◆ EXERCISE INPUTS

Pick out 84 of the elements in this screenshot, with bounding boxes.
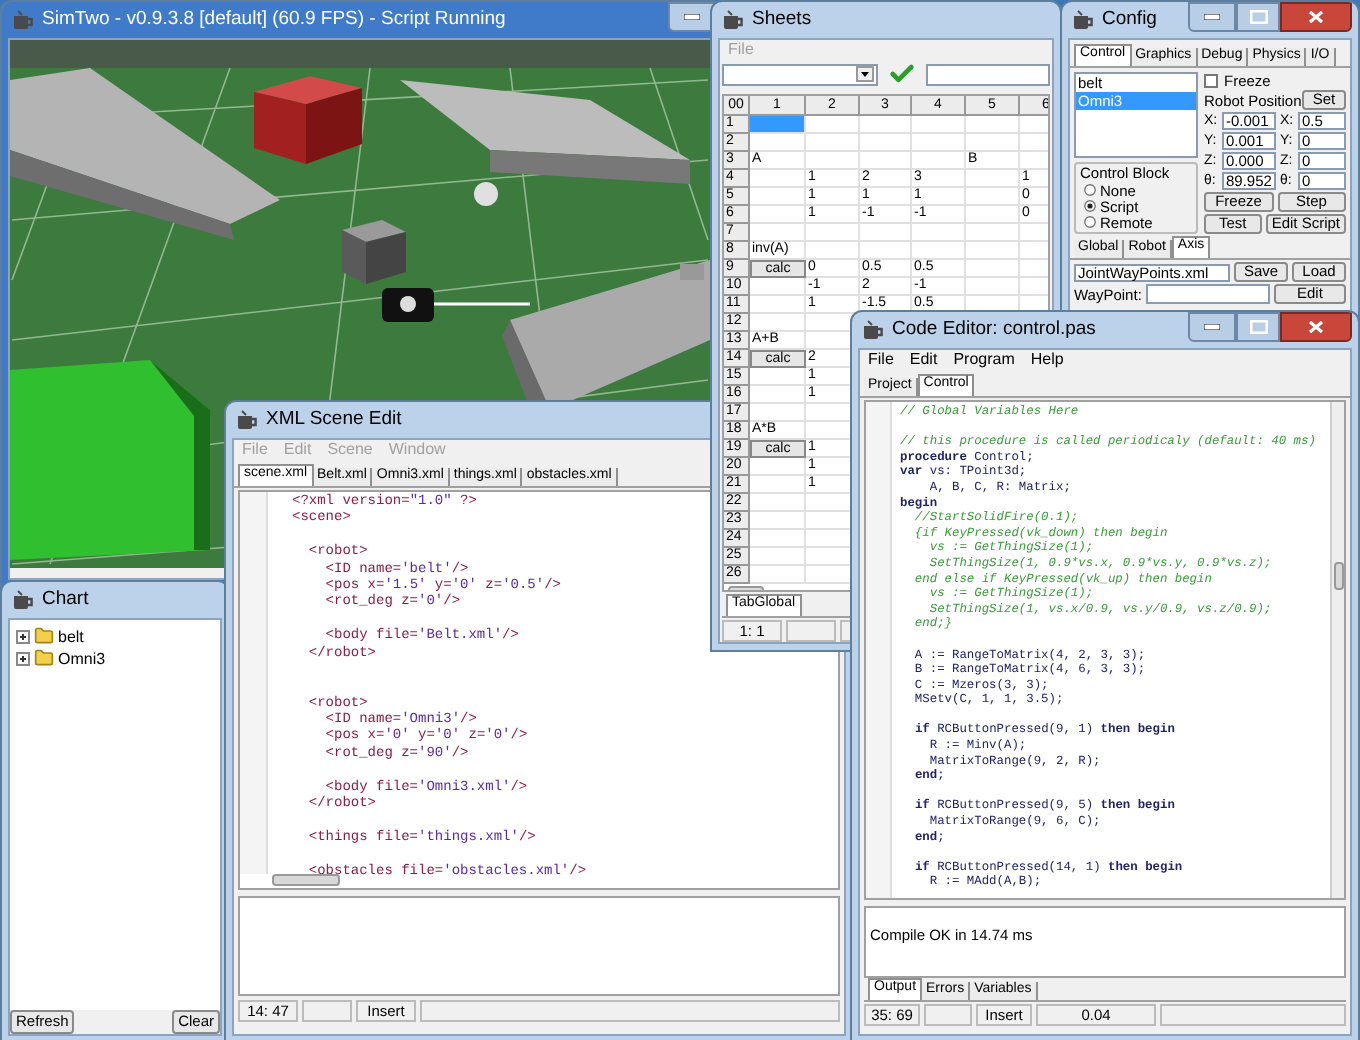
table-cell bbox=[966, 206, 1020, 224]
app-icon bbox=[236, 410, 258, 430]
app-icon bbox=[1072, 10, 1094, 30]
app-icon bbox=[12, 10, 34, 30]
table-cell[interactable] bbox=[750, 116, 806, 134]
table-cell bbox=[750, 206, 806, 224]
status-pane bbox=[302, 1000, 352, 1022]
table-cell bbox=[750, 170, 806, 188]
window-title: Code Editor: control.pas bbox=[892, 315, 1096, 344]
scrollbar[interactable] bbox=[1330, 402, 1344, 898]
minimize-button[interactable] bbox=[1188, 2, 1236, 32]
app-icon bbox=[862, 320, 884, 340]
table-cell bbox=[806, 116, 860, 134]
app-icon bbox=[12, 590, 34, 610]
checkbox[interactable] bbox=[1204, 73, 1218, 87]
minimize-button[interactable] bbox=[1188, 312, 1236, 342]
table-cell bbox=[750, 368, 806, 386]
menu-item[interactable]: Edit bbox=[909, 350, 938, 370]
window-title: Chart bbox=[42, 585, 89, 614]
maximize-button[interactable] bbox=[1236, 2, 1280, 32]
expand-icon[interactable] bbox=[16, 629, 30, 643]
table-cell bbox=[912, 134, 966, 152]
table-cell bbox=[966, 170, 1020, 188]
table-cell bbox=[750, 458, 806, 476]
check-icon[interactable] bbox=[888, 60, 916, 88]
minimize-icon bbox=[1204, 14, 1220, 20]
table-cell bbox=[860, 116, 912, 134]
window-title: XML Scene Edit bbox=[266, 405, 402, 434]
table-cell bbox=[750, 224, 806, 242]
table-cell bbox=[750, 188, 806, 206]
table-cell bbox=[750, 386, 806, 404]
menu-item[interactable]: File bbox=[868, 350, 894, 370]
status-pane bbox=[786, 620, 836, 642]
window-title: Sheets bbox=[752, 5, 812, 34]
folder-icon bbox=[34, 648, 54, 668]
menu-item[interactable]: Help bbox=[1030, 350, 1064, 370]
table-cell bbox=[806, 224, 860, 242]
table-cell bbox=[966, 188, 1020, 206]
app-icon bbox=[722, 10, 744, 30]
table-cell bbox=[750, 296, 806, 314]
table-cell bbox=[750, 476, 806, 494]
table-cell bbox=[806, 242, 860, 260]
maximize-icon bbox=[1249, 10, 1267, 24]
table-cell bbox=[860, 224, 912, 242]
minimize-button[interactable] bbox=[668, 2, 716, 32]
menu-item[interactable]: Program bbox=[953, 350, 1015, 370]
dropdown-field[interactable] bbox=[1145, 284, 1270, 304]
status-pane bbox=[924, 1004, 972, 1026]
table-cell bbox=[966, 242, 1020, 260]
tree-item[interactable]: Omni3 bbox=[58, 649, 106, 667]
minimize-icon bbox=[684, 14, 700, 20]
dropdown-field[interactable] bbox=[722, 63, 878, 85]
caret-icon bbox=[856, 66, 874, 82]
table-cell bbox=[806, 134, 860, 152]
table-cell bbox=[966, 260, 1020, 278]
close-icon bbox=[1308, 320, 1324, 334]
table-cell bbox=[912, 116, 966, 134]
table-cell bbox=[750, 278, 806, 296]
radio-button[interactable] bbox=[1084, 216, 1096, 228]
table-cell bbox=[860, 134, 912, 152]
radio-button[interactable] bbox=[1084, 184, 1096, 196]
table-cell bbox=[966, 116, 1020, 134]
radio-button[interactable] bbox=[1084, 200, 1096, 212]
window-title: SimTwo - v0.9.3.8 [default] (60.9 FPS) - Script Running bbox=[42, 5, 506, 34]
table-cell bbox=[912, 152, 966, 170]
close-button[interactable] bbox=[1280, 312, 1352, 342]
table-cell bbox=[806, 152, 860, 170]
table-cell bbox=[966, 224, 1020, 242]
window-title: Config bbox=[1102, 5, 1157, 34]
input-field[interactable] bbox=[926, 63, 1050, 85]
table-cell bbox=[860, 152, 912, 170]
table-cell bbox=[860, 242, 912, 260]
tree-item[interactable]: belt bbox=[58, 627, 84, 645]
close-icon bbox=[1308, 10, 1324, 24]
expand-icon[interactable] bbox=[16, 651, 30, 665]
table-cell bbox=[912, 242, 966, 260]
close-button[interactable] bbox=[1280, 2, 1352, 32]
maximize-icon bbox=[1249, 320, 1267, 334]
scrollbar[interactable] bbox=[272, 874, 340, 886]
table-cell bbox=[966, 134, 1020, 152]
maximize-button[interactable] bbox=[1236, 312, 1280, 342]
table-cell bbox=[750, 134, 806, 152]
folder-icon bbox=[34, 626, 54, 646]
table-cell bbox=[912, 224, 966, 242]
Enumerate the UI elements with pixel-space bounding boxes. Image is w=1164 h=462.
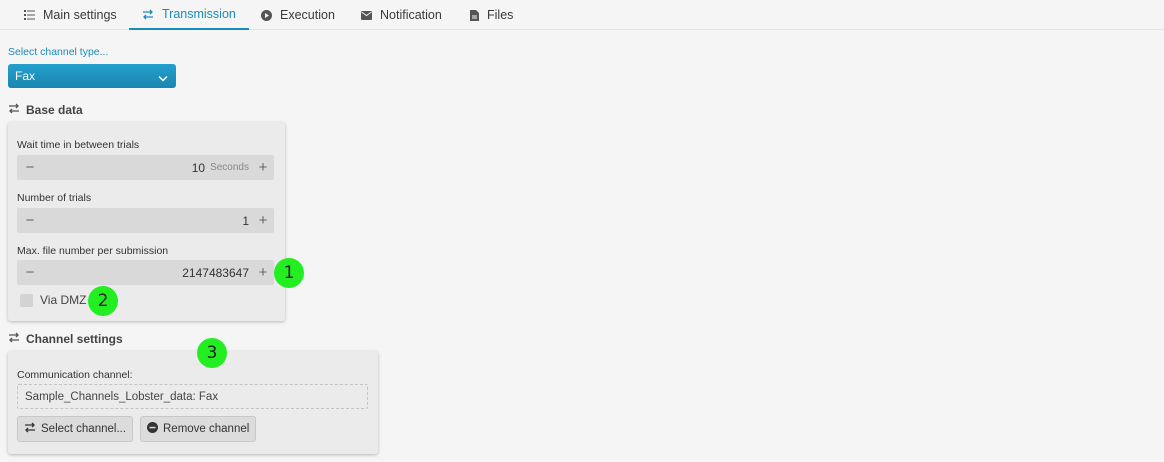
trials-stepper[interactable]: − 1 +	[17, 208, 274, 233]
channel-type-select[interactable]: Fax	[8, 64, 176, 88]
decrement-button[interactable]: −	[20, 155, 40, 180]
increment-button[interactable]: +	[253, 155, 273, 180]
tab-label: Files	[487, 8, 514, 22]
select-channel-label: Select channel...	[41, 423, 127, 435]
via-dmz-label: Via DMZ	[40, 293, 87, 307]
transfer-icon	[24, 422, 36, 436]
wait-time-value: 10	[191, 160, 206, 175]
chevron-down-icon	[158, 71, 168, 85]
wait-time-unit: Seconds	[210, 162, 249, 173]
remove-channel-button[interactable]: Remove channel	[140, 416, 257, 442]
via-dmz-checkbox[interactable]	[20, 293, 33, 307]
tab-bar: Main settings Transmission Execution Not…	[0, 0, 1164, 30]
channel-settings-header: Channel settings	[8, 332, 123, 346]
tab-label: Notification	[380, 8, 442, 22]
decrement-button[interactable]: −	[20, 260, 40, 285]
transfer-icon	[142, 9, 154, 20]
annotation-badge-1: 1	[274, 258, 304, 288]
wait-time-value-group: 10 Seconds	[192, 155, 249, 180]
max-files-label: Max. file number per submission	[17, 245, 169, 257]
trials-label: Number of trials	[17, 192, 92, 204]
max-files-value-group: 2147483647	[182, 260, 249, 285]
play-icon	[261, 9, 272, 21]
base-data-title: Base data	[26, 103, 83, 117]
channel-type-label: Select channel type...	[8, 46, 109, 58]
base-data-header: Base data	[8, 103, 83, 117]
tab-main-settings[interactable]: Main settings	[24, 0, 117, 30]
minus-circle-icon	[147, 422, 158, 436]
increment-button[interactable]: +	[253, 260, 273, 285]
mail-icon	[361, 10, 372, 20]
annotation-badge-3: 3	[197, 338, 227, 368]
tab-execution[interactable]: Execution	[261, 0, 335, 30]
via-dmz-row: Via DMZ	[20, 293, 86, 307]
communication-channel-field[interactable]: Sample_Channels_Lobster_data: Fax	[17, 384, 368, 409]
tab-files[interactable]: Files	[470, 0, 513, 30]
tab-transmission[interactable]: Transmission	[129, 0, 249, 30]
tab-label: Main settings	[43, 8, 117, 22]
communication-channel-label: Communication channel:	[17, 369, 133, 381]
transfer-icon	[8, 332, 20, 346]
decrement-button[interactable]: −	[20, 208, 40, 233]
tab-notification[interactable]: Notification	[361, 0, 442, 30]
annotation-badge-2: 2	[88, 286, 118, 316]
tab-label: Transmission	[162, 7, 236, 21]
trials-value: 1	[242, 213, 249, 228]
wait-time-label: Wait time in between trials	[17, 139, 140, 151]
select-channel-button[interactable]: Select channel...	[17, 416, 134, 442]
wait-time-stepper[interactable]: − 10 Seconds +	[17, 155, 274, 180]
channel-settings-title: Channel settings	[26, 332, 123, 346]
trials-value-group: 1	[242, 208, 249, 233]
file-icon	[470, 9, 479, 21]
remove-channel-label: Remove channel	[163, 423, 250, 435]
channel-type-value: Fax	[15, 69, 36, 83]
max-files-value: 2147483647	[182, 265, 249, 280]
tab-label: Execution	[280, 8, 335, 22]
increment-button[interactable]: +	[253, 208, 273, 233]
max-files-stepper[interactable]: − 2147483647 +	[17, 260, 274, 285]
list-icon	[24, 10, 35, 20]
transfer-icon	[8, 103, 20, 117]
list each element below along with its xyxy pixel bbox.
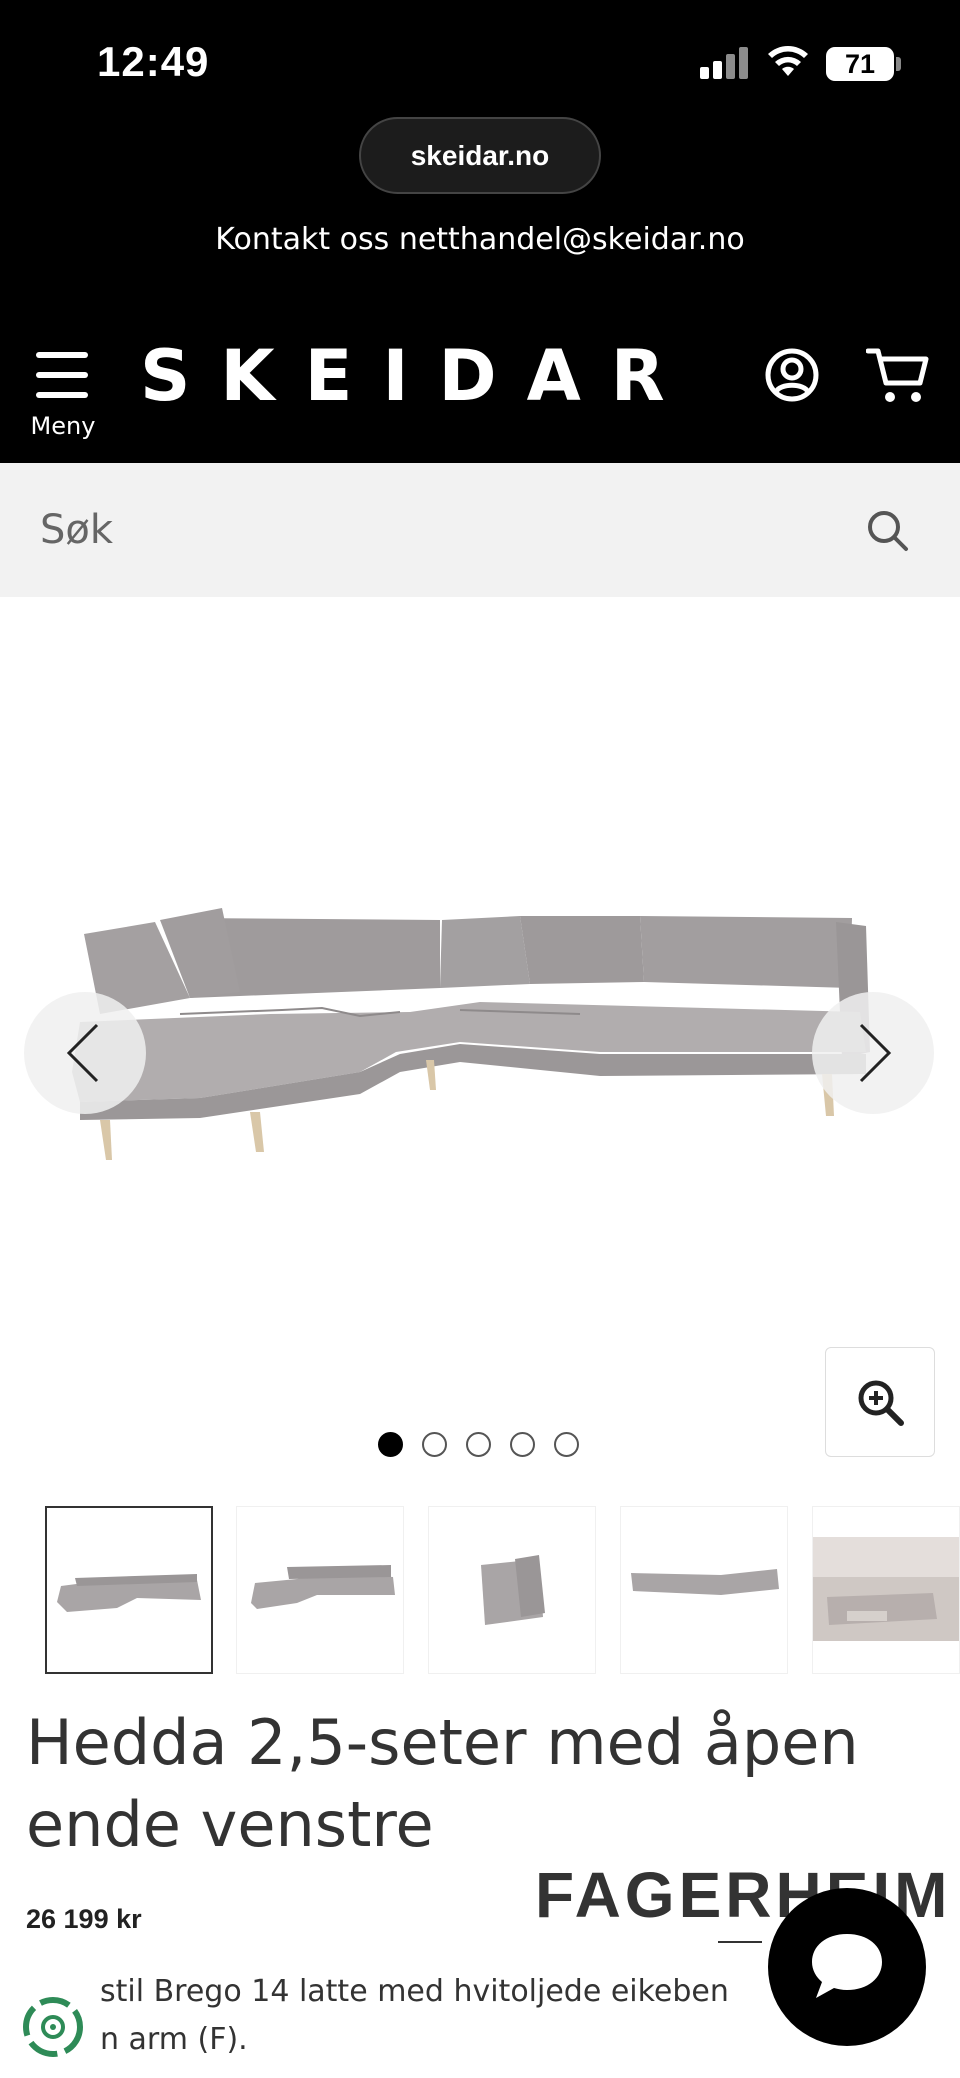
product-gallery[interactable] — [0, 597, 960, 1497]
product-description: stil Brego 14 latte med hvitoljede eikeb… — [100, 1968, 780, 2064]
chat-bubble-icon — [812, 1934, 882, 1998]
battery-nub — [896, 57, 901, 71]
gallery-pagination — [378, 1432, 588, 1458]
description-line: n arm (F). — [100, 2022, 248, 2057]
thumbnail-image — [481, 1555, 545, 1625]
status-time: 12:49 — [97, 38, 210, 85]
thumbnail[interactable] — [812, 1506, 960, 1674]
previous-image-button[interactable] — [24, 992, 146, 1114]
thumbnail-image — [631, 1569, 779, 1595]
battery-indicator: 71 — [826, 47, 894, 81]
product-image — [72, 908, 870, 1160]
url-bar[interactable]: skeidar.no — [359, 117, 601, 194]
search-icon[interactable] — [866, 509, 910, 553]
thumbnail[interactable] — [45, 1506, 213, 1674]
thumbnail[interactable] — [428, 1506, 596, 1674]
thumbnail[interactable] — [620, 1506, 788, 1674]
menu-button[interactable]: Meny — [30, 348, 96, 440]
next-image-button[interactable] — [812, 992, 934, 1114]
brand-underline — [718, 1941, 762, 1943]
product-price: 26 199 kr — [26, 1904, 142, 1934]
description-line: stil Brego 14 latte med hvitoljede eikeb… — [100, 1974, 729, 2009]
zoom-in-icon — [858, 1380, 904, 1426]
menu-label: Meny — [30, 412, 96, 440]
thumbnail-image — [251, 1565, 395, 1609]
chevron-right-icon — [859, 1023, 892, 1083]
pagination-dot[interactable] — [554, 1432, 579, 1457]
wifi-icon — [768, 46, 808, 76]
product-title: Hedda 2,5-seter med åpen ende venstre — [26, 1706, 859, 1861]
chat-button[interactable] — [768, 1888, 926, 2046]
thumbnail-image — [57, 1574, 201, 1612]
search-bar — [0, 463, 960, 597]
account-icon[interactable] — [764, 347, 820, 403]
zoom-button[interactable] — [825, 1347, 935, 1457]
contact-text[interactable]: Kontakt oss netthandel@skeidar.no — [0, 222, 960, 257]
thumbnail-strip — [0, 1506, 960, 1674]
eco-badge-icon[interactable] — [20, 1994, 86, 2060]
pagination-dot[interactable] — [422, 1432, 447, 1457]
thumbnail[interactable] — [236, 1506, 404, 1674]
chevron-left-icon — [66, 1023, 99, 1083]
pagination-dot[interactable] — [466, 1432, 491, 1457]
search-input[interactable] — [40, 499, 840, 561]
pagination-dot[interactable] — [378, 1432, 403, 1457]
thumbnail-image — [813, 1537, 959, 1641]
cart-icon[interactable] — [866, 345, 930, 405]
cellular-signal-icon — [700, 45, 750, 79]
pagination-dot[interactable] — [510, 1432, 535, 1457]
site-logo[interactable]: SKEIDAR — [140, 335, 695, 417]
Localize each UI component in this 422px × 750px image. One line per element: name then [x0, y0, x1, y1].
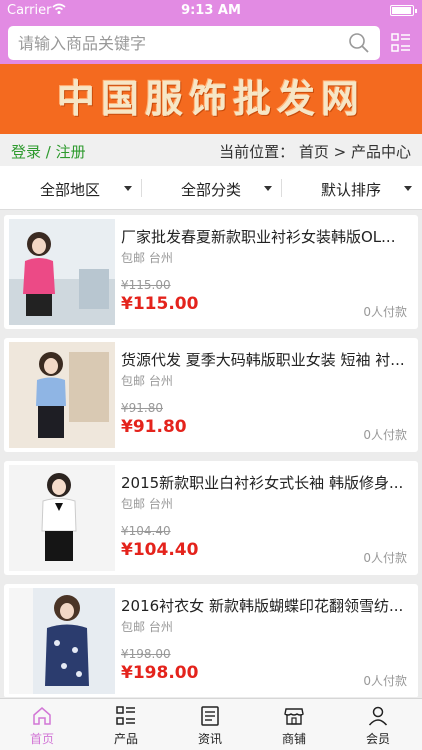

◆ GOAL
Retype every line in the records from the line containing "trials-stepper[interactable]: − 1" down to the line containing "293, 86, 307]", including both of those lines, with nothing changed.

◆ FULL RESPONSE
trials-stepper[interactable]: − 1 +	[17, 208, 274, 233]
channel-type-select[interactable]: Fax	[8, 64, 176, 88]
decrement-button[interactable]: −	[20, 155, 40, 180]
increment-button[interactable]: +	[253, 155, 273, 180]
tab-label: Files	[487, 8, 514, 22]
select-channel-label: Select channel...	[41, 423, 127, 435]
via-dmz-label: Via DMZ	[40, 293, 87, 307]
transfer-icon	[24, 422, 36, 436]
wait-time-value: 10	[191, 160, 206, 175]
chevron-down-icon	[158, 71, 168, 85]
wait-time-unit: Seconds	[210, 162, 249, 173]
remove-channel-button[interactable]: Remove channel	[140, 416, 257, 442]
via-dmz-checkbox[interactable]	[20, 293, 33, 307]
tab-bar: Main settings Transmission Execution Not…	[0, 0, 1164, 30]
channel-settings-header: Channel settings	[8, 332, 123, 346]
tab-label: Notification	[380, 8, 442, 22]
decrement-button[interactable]: −	[20, 260, 40, 285]
transfer-icon	[142, 9, 154, 20]
annotation-badge-1: 1	[274, 258, 304, 288]
wait-time-value-group: 10 Seconds	[192, 155, 249, 180]
max-files-label: Max. file number per submission	[17, 245, 169, 257]
trials-label: Number of trials	[17, 192, 92, 204]
max-files-value-group: 2147483647	[182, 260, 249, 285]
play-icon	[261, 9, 272, 21]
base-data-title: Base data	[26, 103, 83, 117]
channel-type-label: Select channel type...	[8, 46, 109, 58]
base-data-header: Base data	[8, 103, 83, 117]
tab-main-settings[interactable]: Main settings	[24, 0, 117, 30]
minus-circle-icon	[147, 422, 158, 436]
increment-button[interactable]: +	[253, 260, 273, 285]
mail-icon	[361, 10, 372, 20]
annotation-badge-3: 3	[197, 338, 227, 368]
tab-execution[interactable]: Execution	[261, 0, 335, 30]
via-dmz-row: Via DMZ	[20, 293, 86, 307]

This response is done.